--- begin ---

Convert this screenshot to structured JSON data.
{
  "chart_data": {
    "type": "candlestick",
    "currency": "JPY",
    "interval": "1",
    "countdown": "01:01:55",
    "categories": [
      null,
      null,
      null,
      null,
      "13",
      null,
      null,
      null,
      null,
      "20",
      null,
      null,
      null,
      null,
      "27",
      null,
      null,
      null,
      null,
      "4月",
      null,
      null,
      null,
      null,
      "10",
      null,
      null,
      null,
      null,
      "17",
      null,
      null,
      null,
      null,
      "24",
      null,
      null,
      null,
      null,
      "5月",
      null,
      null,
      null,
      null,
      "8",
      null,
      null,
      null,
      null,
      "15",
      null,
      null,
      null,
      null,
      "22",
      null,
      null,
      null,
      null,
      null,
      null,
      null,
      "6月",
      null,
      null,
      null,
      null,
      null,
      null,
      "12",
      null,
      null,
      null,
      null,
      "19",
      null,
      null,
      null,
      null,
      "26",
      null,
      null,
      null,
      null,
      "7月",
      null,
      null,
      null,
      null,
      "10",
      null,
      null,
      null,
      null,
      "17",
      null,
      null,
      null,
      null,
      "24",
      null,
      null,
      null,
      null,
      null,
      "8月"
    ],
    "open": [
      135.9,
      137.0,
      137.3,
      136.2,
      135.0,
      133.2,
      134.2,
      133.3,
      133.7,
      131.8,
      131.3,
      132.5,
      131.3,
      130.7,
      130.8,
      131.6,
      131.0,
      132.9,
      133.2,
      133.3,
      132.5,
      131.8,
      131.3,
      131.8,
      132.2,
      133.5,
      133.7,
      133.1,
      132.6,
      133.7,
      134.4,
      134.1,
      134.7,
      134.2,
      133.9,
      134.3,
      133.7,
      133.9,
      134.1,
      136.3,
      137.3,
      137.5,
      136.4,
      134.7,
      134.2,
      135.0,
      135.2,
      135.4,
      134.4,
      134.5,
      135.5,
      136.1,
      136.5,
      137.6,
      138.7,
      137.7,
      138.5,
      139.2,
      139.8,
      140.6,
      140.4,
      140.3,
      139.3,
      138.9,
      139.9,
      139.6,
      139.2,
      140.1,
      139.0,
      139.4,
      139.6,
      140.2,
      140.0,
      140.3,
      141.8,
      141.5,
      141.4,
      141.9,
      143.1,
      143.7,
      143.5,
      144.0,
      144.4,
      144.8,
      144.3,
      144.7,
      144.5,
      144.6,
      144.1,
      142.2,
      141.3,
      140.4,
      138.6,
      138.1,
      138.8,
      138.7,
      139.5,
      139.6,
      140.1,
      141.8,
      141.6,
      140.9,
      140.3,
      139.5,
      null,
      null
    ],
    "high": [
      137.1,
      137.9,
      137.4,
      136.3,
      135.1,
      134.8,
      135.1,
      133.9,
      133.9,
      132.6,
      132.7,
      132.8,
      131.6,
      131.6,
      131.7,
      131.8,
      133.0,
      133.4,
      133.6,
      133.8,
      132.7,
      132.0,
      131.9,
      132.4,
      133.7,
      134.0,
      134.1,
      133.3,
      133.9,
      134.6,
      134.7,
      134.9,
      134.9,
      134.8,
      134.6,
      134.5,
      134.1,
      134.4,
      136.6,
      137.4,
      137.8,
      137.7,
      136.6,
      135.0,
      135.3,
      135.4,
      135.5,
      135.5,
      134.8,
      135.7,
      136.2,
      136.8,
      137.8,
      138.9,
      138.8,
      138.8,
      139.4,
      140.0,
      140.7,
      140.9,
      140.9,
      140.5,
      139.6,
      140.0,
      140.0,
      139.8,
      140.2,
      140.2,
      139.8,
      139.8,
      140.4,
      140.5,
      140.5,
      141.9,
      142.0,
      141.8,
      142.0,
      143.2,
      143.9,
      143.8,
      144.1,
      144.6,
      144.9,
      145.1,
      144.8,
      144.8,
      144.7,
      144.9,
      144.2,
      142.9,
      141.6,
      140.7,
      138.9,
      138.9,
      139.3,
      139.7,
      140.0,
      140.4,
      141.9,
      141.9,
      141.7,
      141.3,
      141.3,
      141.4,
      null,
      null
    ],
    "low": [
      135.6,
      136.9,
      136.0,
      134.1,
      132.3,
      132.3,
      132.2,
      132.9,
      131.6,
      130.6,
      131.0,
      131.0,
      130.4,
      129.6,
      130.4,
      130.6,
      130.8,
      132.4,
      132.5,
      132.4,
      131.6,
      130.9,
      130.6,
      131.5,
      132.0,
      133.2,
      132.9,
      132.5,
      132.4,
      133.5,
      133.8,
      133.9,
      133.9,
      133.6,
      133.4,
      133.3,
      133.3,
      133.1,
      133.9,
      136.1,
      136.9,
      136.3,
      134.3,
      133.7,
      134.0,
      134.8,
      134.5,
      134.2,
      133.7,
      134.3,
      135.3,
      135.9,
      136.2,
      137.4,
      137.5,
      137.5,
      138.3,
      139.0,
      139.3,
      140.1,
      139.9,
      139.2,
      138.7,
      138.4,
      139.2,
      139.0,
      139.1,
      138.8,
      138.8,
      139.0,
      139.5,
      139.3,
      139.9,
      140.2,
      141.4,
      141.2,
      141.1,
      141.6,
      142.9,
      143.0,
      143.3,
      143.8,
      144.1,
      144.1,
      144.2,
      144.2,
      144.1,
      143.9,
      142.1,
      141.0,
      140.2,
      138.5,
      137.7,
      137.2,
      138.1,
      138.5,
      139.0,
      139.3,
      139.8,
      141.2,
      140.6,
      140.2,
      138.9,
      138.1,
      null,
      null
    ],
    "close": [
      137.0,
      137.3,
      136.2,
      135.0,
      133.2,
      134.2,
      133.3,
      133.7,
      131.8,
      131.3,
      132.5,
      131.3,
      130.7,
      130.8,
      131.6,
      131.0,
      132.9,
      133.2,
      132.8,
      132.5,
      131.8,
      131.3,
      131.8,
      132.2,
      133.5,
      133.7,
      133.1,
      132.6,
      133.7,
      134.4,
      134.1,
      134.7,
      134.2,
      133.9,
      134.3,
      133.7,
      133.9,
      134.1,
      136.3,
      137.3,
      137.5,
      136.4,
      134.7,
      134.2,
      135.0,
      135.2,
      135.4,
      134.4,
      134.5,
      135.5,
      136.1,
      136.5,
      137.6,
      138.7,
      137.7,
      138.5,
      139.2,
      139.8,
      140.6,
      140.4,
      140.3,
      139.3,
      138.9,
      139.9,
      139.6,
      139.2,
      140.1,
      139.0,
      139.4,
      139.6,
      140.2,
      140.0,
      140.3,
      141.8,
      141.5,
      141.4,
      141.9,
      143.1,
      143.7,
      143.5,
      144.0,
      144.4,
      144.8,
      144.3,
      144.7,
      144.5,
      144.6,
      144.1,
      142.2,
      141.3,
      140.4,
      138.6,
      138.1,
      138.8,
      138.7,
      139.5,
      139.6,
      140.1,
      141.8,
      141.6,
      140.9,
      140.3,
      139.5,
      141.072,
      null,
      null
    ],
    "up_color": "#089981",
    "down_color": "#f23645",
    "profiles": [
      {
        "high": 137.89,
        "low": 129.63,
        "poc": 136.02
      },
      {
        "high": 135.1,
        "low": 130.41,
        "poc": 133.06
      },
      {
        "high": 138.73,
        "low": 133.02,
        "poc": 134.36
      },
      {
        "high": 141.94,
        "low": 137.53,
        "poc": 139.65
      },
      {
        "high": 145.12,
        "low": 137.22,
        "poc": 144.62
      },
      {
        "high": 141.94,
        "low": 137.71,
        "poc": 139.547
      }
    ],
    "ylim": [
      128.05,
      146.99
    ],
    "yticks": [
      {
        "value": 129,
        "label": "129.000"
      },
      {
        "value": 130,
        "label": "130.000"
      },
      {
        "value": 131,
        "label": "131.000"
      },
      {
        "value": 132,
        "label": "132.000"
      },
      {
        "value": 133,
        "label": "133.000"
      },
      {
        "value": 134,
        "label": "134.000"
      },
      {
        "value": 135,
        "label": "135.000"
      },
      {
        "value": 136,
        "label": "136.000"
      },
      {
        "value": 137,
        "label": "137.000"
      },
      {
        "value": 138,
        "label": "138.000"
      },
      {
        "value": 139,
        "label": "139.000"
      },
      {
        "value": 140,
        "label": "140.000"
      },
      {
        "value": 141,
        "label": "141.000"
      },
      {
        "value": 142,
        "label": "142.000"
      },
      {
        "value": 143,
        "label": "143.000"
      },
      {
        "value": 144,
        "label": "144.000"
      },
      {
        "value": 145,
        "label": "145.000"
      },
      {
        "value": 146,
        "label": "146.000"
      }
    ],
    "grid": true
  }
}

--- end ---

Collect every line from the records above that contains the word "high".

**The completed task**
    "high": [
        "high": 137.89,
        "high": 135.1,
        "high": 138.73,
        "high": 141.94,
        "high": 145.12,
        "high": 141.94,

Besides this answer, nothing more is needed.